Lift out all lines below that contain "Factors".

--- begin ---

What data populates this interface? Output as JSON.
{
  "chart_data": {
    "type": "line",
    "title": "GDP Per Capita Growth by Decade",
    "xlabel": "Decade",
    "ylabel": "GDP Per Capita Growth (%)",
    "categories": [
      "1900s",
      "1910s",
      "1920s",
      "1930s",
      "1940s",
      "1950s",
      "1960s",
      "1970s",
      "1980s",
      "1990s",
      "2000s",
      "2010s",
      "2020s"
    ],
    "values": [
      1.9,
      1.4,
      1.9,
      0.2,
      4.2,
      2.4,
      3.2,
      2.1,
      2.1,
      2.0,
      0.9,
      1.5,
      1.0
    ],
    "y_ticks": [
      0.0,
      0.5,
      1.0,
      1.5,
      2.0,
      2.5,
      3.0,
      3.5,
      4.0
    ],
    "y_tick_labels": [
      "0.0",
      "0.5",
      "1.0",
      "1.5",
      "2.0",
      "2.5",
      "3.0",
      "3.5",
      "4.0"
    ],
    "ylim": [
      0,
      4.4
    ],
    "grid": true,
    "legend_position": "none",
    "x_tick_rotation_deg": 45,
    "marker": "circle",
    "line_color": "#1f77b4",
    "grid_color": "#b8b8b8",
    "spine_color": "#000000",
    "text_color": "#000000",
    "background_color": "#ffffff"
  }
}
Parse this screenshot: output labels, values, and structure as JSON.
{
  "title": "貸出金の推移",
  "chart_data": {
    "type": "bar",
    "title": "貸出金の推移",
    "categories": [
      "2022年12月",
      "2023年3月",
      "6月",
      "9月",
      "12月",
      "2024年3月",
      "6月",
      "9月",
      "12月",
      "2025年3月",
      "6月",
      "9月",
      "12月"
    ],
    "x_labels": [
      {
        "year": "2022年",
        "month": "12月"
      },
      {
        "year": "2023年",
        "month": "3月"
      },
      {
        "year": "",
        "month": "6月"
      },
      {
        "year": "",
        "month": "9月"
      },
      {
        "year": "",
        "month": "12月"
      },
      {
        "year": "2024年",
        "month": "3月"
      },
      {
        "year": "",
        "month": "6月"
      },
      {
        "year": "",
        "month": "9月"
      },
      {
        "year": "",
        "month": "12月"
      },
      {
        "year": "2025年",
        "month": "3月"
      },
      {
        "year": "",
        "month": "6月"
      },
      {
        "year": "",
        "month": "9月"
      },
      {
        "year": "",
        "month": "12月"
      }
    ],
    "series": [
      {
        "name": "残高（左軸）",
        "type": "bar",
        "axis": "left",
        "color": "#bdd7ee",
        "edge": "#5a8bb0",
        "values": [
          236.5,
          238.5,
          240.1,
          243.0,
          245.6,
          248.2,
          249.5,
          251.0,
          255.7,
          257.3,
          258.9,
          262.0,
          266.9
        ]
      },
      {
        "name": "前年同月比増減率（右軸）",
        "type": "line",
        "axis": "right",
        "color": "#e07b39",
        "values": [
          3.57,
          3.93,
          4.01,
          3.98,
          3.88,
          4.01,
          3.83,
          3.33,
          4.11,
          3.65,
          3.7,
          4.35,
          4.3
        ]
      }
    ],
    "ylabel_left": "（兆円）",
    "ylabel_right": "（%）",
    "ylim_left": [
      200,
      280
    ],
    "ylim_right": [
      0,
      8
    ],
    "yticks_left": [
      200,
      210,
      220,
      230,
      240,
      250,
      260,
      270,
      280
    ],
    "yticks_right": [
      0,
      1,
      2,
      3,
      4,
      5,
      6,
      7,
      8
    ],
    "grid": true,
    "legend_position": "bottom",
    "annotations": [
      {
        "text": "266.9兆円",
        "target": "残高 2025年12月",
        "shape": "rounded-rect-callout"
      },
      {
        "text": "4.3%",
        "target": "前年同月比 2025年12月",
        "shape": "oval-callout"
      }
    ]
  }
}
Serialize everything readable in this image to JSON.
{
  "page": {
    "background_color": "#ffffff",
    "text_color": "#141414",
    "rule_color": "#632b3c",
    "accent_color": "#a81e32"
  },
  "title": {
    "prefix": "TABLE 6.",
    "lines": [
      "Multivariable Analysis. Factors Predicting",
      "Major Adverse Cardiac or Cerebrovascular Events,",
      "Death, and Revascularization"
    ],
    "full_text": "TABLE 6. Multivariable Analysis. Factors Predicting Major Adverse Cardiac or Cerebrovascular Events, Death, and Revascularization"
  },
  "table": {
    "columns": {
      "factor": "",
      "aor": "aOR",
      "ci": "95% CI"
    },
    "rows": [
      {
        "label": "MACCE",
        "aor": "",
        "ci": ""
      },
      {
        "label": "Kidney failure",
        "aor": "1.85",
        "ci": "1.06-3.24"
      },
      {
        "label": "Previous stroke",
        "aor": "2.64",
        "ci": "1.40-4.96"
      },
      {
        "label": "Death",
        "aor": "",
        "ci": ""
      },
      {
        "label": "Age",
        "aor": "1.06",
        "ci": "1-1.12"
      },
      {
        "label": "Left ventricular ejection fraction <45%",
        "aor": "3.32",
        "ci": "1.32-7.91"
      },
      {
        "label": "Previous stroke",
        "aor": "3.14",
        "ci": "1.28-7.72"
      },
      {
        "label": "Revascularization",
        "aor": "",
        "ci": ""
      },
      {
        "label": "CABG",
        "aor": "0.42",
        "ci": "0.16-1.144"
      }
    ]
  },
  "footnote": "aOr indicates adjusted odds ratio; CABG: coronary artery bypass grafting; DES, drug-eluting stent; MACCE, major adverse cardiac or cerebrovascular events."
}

--- end ---

▶ Finished task:
      "Multivariable Analysis. Factors Predicting",
    "full_text": "TABLE 6. Multivariable Analysis. Factors Predicting Major Adverse Cardiac or Cerebrovascular Events, Death, and Revascularization"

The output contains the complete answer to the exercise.